• _EXERCISE OBJECTIVE_
Write out every entry, unchanged. Skip any picture.

===== DATA FOR THE TASK

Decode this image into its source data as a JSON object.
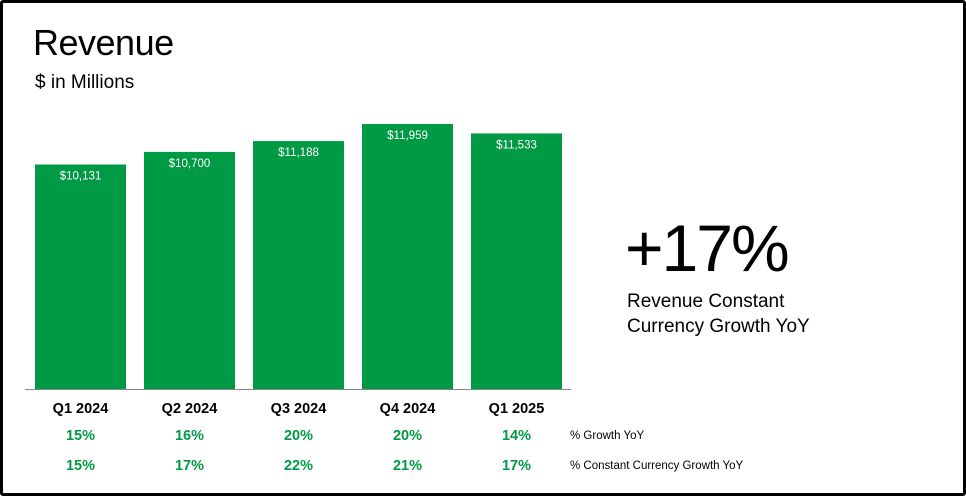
{
  "header": {
    "title": "Revenue",
    "subtitle": "$ in Millions"
  },
  "kpi": {
    "value": "+17%",
    "label_line1": "Revenue Constant",
    "label_line2": "Currency Growth YoY"
  },
  "colors": {
    "bar": "#009A44",
    "growth_text": "#009A44",
    "bar_label": "#FFFFFF"
  },
  "chart_data": {
    "type": "bar",
    "title": "Revenue",
    "subtitle": "$ in Millions",
    "categories": [
      "Q1 2024",
      "Q2 2024",
      "Q3 2024",
      "Q4 2024",
      "Q1 2025"
    ],
    "values": [
      10131,
      10700,
      11188,
      11959,
      11533
    ],
    "value_labels": [
      "$10,131",
      "$10,700",
      "$11,188",
      "$11,959",
      "$11,533"
    ],
    "ylim": [
      0,
      11959
    ],
    "grid": false,
    "legend": "none",
    "rows": [
      {
        "label": "% Growth YoY",
        "values": [
          "15%",
          "16%",
          "20%",
          "20%",
          "14%"
        ]
      },
      {
        "label": "% Constant Currency Growth YoY",
        "values": [
          "15%",
          "17%",
          "22%",
          "21%",
          "17%"
        ]
      }
    ]
  }
}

==========

• _TASK ANSWER_
Decode this image into its source data as a JSON object.
{
  "header": {
    "title": "Revenue",
    "subtitle": "$ in Millions"
  },
  "kpi": {
    "value": "+17%",
    "label_line1": "Revenue Constant",
    "label_line2": "Currency Growth YoY"
  },
  "colors": {
    "bar": "#009A44",
    "growth_text": "#009A44",
    "bar_label": "#FFFFFF"
  },
  "chart_data": {
    "type": "bar",
    "title": "Revenue",
    "subtitle": "$ in Millions",
    "categories": [
      "Q1 2024",
      "Q2 2024",
      "Q3 2024",
      "Q4 2024",
      "Q1 2025"
    ],
    "values": [
      10131,
      10700,
      11188,
      11959,
      11533
    ],
    "value_labels": [
      "$10,131",
      "$10,700",
      "$11,188",
      "$11,959",
      "$11,533"
    ],
    "ylim": [
      0,
      11959
    ],
    "grid": false,
    "legend": "none",
    "rows": [
      {
        "label": "% Growth YoY",
        "values": [
          "15%",
          "16%",
          "20%",
          "20%",
          "14%"
        ]
      },
      {
        "label": "% Constant Currency Growth YoY",
        "values": [
          "15%",
          "17%",
          "22%",
          "21%",
          "17%"
        ]
      }
    ]
  }
}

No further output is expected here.